Scan the material below for the string "Linear", and copy every line where it shows up.

━━━━━━━━

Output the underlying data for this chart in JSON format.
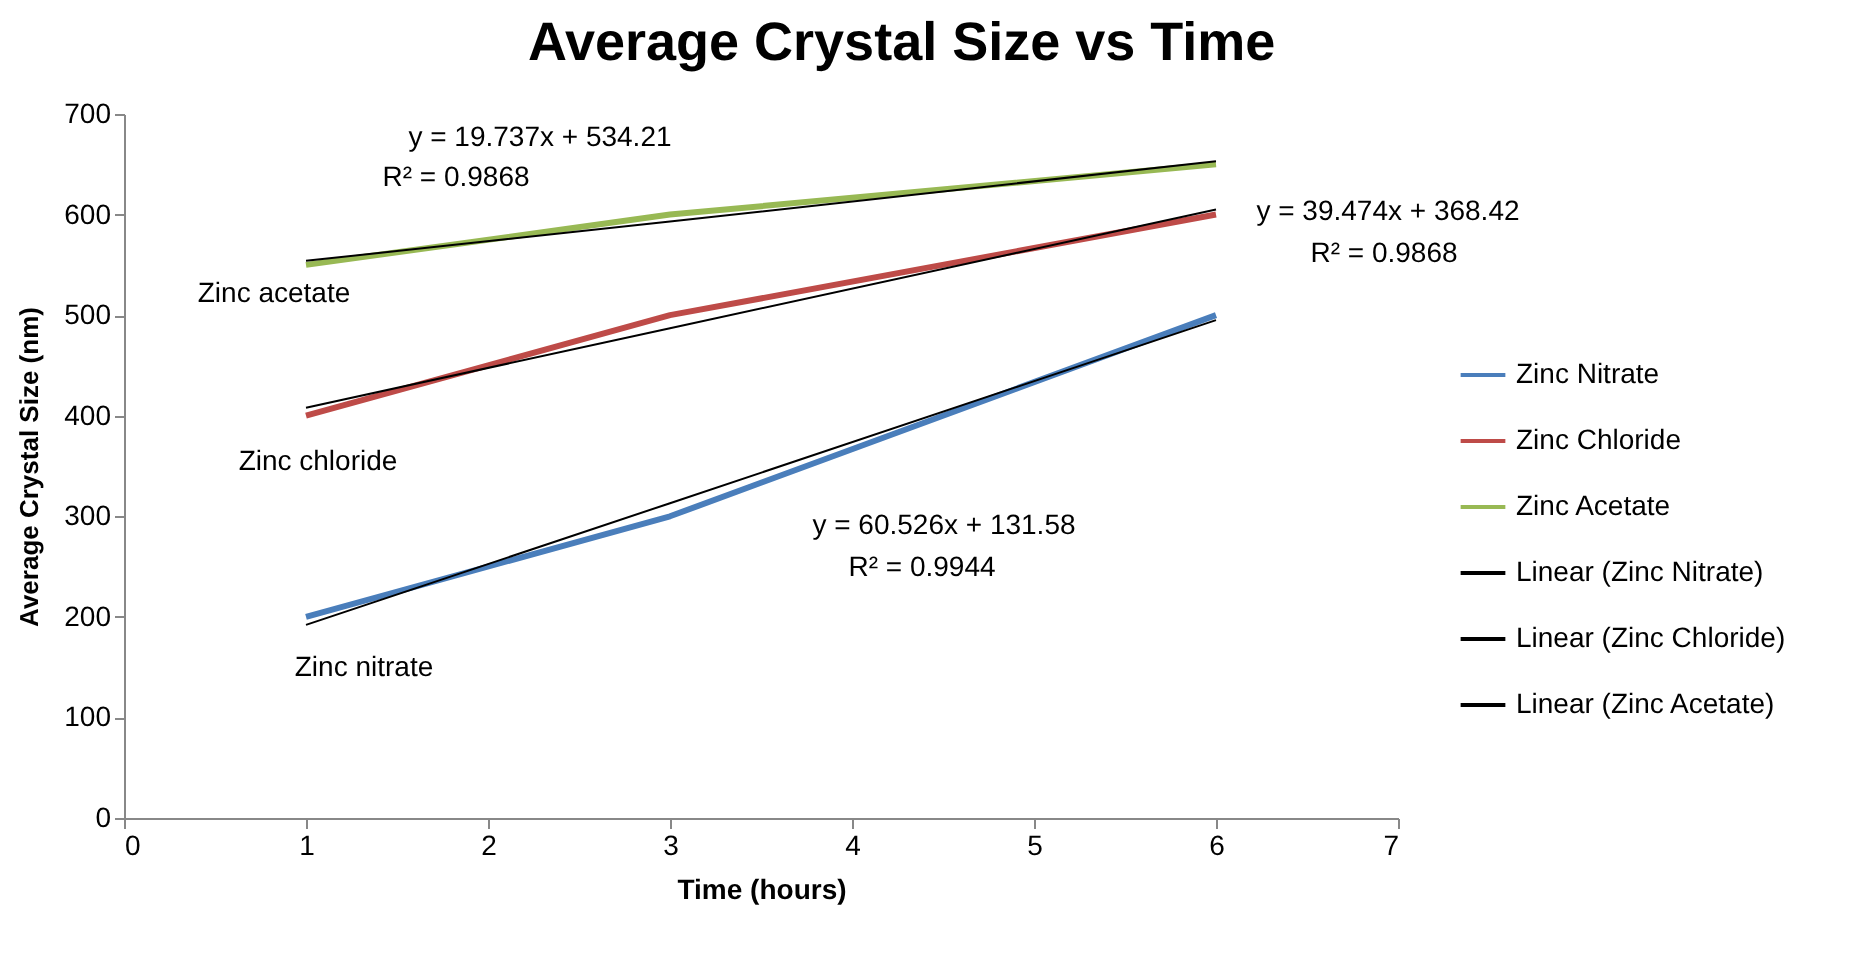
{
  "chart_data": {
    "type": "line",
    "title": "Average Crystal Size vs Time",
    "xlabel": "Time (hours)",
    "ylabel": "Average Crystal Size (nm)",
    "x": [
      1,
      3,
      6
    ],
    "series": [
      {
        "name": "Zinc Nitrate",
        "color": "#4a7ebb",
        "values": [
          200,
          300,
          500
        ]
      },
      {
        "name": "Zinc Chloride",
        "color": "#be4b48",
        "values": [
          400,
          500,
          600
        ]
      },
      {
        "name": "Zinc Acetate",
        "color": "#98b954",
        "values": [
          550,
          600,
          650
        ]
      },
      {
        "name": "Linear (Zinc Nitrate)",
        "color": "#000000",
        "type": "line",
        "values": [
          192,
          313,
          495
        ]
      },
      {
        "name": "Linear (Zinc Chloride)",
        "color": "#000000",
        "type": "line",
        "values": [
          408,
          487,
          605
        ]
      },
      {
        "name": "Linear (Zinc Acetate)",
        "color": "#000000",
        "type": "line",
        "values": [
          554,
          593,
          653
        ]
      }
    ],
    "xlim": [
      0,
      7
    ],
    "xticks": [
      0,
      1,
      2,
      3,
      4,
      5,
      6,
      7
    ],
    "ylim": [
      0,
      700
    ],
    "yticks": [
      0,
      100,
      200,
      300,
      400,
      500,
      600,
      700
    ],
    "grid": false,
    "legend": "right",
    "marker": "none",
    "line_style": "solid",
    "annotations": [
      "y = 19.737x + 534.21",
      "R² = 0.9868",
      "y = 39.474x + 368.42",
      "R² = 0.9868",
      "y = 60.526x + 131.58",
      "R² = 0.9944",
      "Zinc  acetate",
      "Zinc  chloride",
      "Zinc  nitrate"
    ]
  }
}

━━━━━━━━

WRITTEN RESPONSE
        "name": "Linear (Zinc Nitrate)",
        "name": "Linear (Zinc Chloride)",
        "name": "Linear (Zinc Acetate)",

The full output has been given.